## begin
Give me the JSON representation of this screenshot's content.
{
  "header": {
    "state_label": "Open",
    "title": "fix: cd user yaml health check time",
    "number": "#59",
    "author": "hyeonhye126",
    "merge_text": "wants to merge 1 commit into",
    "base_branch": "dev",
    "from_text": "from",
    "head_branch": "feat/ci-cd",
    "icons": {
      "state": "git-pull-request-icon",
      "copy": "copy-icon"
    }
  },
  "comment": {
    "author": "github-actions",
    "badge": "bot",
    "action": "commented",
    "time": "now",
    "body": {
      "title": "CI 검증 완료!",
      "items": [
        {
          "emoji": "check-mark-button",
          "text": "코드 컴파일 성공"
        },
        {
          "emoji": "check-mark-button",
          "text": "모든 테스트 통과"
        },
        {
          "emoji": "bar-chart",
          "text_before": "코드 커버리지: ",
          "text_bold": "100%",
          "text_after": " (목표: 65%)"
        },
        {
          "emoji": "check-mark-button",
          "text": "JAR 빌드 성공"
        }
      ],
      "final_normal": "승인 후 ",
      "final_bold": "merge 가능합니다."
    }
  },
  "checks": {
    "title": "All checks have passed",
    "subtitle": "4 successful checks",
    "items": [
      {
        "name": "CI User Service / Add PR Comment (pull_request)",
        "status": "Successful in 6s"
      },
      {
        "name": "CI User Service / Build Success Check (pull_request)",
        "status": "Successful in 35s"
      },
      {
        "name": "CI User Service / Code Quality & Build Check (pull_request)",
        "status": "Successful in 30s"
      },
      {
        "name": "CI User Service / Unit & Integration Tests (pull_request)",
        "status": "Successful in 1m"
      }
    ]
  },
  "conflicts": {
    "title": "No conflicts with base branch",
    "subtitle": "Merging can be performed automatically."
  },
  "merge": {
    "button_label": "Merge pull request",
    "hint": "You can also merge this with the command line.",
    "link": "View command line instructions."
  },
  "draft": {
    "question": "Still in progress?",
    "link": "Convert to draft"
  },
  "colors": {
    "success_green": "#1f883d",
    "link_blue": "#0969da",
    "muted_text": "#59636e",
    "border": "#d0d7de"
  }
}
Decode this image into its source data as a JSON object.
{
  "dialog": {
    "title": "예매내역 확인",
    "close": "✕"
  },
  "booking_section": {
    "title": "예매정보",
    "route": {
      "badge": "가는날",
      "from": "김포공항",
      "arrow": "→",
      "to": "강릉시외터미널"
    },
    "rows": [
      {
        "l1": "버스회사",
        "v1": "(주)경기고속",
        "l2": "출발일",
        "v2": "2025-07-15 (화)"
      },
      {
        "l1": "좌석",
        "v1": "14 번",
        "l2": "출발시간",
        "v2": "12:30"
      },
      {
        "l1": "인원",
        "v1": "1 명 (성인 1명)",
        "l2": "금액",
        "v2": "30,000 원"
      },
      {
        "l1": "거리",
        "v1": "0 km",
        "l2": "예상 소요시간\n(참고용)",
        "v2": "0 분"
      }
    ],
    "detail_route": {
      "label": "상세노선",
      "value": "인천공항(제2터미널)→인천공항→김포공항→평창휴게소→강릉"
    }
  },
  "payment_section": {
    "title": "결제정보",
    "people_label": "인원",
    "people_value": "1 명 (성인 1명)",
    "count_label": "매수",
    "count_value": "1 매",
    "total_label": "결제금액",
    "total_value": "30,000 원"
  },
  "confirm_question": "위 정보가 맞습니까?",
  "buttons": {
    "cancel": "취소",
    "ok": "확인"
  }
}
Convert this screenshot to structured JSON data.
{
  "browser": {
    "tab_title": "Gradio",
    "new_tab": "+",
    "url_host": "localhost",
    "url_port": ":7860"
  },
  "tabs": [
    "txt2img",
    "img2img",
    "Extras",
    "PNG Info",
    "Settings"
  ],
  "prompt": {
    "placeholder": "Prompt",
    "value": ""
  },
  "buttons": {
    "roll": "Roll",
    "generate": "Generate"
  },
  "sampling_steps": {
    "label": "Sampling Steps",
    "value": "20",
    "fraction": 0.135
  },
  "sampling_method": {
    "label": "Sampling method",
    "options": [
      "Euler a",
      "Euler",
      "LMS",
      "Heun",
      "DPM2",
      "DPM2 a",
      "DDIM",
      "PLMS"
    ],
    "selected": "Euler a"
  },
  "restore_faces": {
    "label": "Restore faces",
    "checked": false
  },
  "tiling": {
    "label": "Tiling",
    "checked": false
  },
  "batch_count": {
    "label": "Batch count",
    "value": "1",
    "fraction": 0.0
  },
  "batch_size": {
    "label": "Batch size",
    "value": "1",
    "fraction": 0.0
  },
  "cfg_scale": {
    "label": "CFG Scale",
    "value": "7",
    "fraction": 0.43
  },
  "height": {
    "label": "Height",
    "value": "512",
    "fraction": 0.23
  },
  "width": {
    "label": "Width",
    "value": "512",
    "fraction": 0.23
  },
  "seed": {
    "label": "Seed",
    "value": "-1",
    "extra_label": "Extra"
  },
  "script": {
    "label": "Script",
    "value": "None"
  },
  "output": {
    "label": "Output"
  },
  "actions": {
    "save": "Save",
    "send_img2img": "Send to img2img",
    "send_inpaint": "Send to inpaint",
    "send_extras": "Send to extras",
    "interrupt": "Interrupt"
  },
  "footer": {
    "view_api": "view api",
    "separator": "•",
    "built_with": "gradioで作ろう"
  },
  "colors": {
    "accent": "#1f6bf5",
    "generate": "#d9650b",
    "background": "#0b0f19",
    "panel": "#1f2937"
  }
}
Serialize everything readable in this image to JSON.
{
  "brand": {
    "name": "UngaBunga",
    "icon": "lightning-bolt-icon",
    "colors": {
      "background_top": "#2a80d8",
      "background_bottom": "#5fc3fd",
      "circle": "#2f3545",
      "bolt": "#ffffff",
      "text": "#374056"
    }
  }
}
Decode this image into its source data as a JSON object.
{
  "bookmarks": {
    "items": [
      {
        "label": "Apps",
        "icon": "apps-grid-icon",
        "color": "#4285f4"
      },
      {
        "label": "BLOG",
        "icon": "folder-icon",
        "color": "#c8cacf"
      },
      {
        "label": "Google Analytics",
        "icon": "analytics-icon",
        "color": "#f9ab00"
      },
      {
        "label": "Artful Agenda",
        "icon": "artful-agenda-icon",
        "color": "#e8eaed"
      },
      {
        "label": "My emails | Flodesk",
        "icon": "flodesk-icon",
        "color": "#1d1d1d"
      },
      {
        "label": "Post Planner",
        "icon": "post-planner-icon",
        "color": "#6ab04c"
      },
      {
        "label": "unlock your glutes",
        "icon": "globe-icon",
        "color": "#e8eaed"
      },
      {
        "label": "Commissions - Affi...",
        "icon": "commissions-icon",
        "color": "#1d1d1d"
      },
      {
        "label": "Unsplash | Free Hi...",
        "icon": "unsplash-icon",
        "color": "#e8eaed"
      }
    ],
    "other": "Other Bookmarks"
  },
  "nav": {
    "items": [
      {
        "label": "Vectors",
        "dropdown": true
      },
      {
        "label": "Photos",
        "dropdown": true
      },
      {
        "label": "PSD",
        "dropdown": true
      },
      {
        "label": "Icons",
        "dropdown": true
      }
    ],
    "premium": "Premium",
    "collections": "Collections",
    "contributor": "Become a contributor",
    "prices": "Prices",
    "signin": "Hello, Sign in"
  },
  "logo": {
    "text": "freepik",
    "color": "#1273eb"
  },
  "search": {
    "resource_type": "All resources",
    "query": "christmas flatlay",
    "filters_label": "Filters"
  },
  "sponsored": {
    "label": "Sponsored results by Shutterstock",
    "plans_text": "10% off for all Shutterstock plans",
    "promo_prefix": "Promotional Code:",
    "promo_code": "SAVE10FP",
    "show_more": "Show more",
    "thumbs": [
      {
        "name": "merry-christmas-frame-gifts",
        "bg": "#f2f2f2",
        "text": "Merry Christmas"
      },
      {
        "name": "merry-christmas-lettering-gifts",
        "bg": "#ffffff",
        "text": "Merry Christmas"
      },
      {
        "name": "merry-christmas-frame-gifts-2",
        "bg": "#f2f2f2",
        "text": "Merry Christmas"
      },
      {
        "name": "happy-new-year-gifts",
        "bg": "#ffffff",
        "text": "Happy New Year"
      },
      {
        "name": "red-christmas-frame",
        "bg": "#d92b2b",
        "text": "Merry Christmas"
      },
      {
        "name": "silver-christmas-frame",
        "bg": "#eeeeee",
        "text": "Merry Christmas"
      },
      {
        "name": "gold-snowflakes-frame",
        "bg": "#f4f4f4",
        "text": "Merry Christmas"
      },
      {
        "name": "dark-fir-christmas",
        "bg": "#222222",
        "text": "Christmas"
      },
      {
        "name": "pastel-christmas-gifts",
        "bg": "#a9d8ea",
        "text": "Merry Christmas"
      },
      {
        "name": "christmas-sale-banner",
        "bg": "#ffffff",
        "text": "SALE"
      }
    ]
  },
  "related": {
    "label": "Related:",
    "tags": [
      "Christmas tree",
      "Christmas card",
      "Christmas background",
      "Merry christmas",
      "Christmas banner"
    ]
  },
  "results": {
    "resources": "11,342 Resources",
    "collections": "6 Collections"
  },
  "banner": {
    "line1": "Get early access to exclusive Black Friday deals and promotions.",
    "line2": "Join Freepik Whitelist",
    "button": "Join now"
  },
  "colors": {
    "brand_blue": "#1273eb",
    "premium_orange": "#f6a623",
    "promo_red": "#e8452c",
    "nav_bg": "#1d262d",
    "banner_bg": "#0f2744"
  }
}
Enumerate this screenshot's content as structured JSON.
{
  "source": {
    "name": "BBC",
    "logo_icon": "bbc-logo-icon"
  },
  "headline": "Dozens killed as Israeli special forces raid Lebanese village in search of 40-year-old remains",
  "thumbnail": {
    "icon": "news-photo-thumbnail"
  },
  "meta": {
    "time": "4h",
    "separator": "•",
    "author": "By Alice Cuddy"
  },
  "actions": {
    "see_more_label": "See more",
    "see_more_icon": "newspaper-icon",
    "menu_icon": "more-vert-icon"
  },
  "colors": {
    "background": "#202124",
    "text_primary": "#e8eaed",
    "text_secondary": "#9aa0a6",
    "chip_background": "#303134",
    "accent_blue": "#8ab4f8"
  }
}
## end
#### What is asked:
Starting with the line that contains "Enumerate this screenshot's", return each line through the last one of the data above, exactly as written and nothing more.

#### Complete answer:
Enumerate this screenshot's content as structured JSON.
{
  "source": {
    "name": "BBC",
    "logo_icon": "bbc-logo-icon"
  },
  "headline": "Dozens killed as Israeli special forces raid Lebanese village in search of 40-year-old remains",
  "thumbnail": {
    "icon": "news-photo-thumbnail"
  },
  "meta": {
    "time": "4h",
    "separator": "•",
    "author": "By Alice Cuddy"
  },
  "actions": {
    "see_more_label": "See more",
    "see_more_icon": "newspaper-icon",
    "menu_icon": "more-vert-icon"
  },
  "colors": {
    "background": "#202124",
    "text_primary": "#e8eaed",
    "text_secondary": "#9aa0a6",
    "chip_background": "#303134",
    "accent_blue": "#8ab4f8"
  }
}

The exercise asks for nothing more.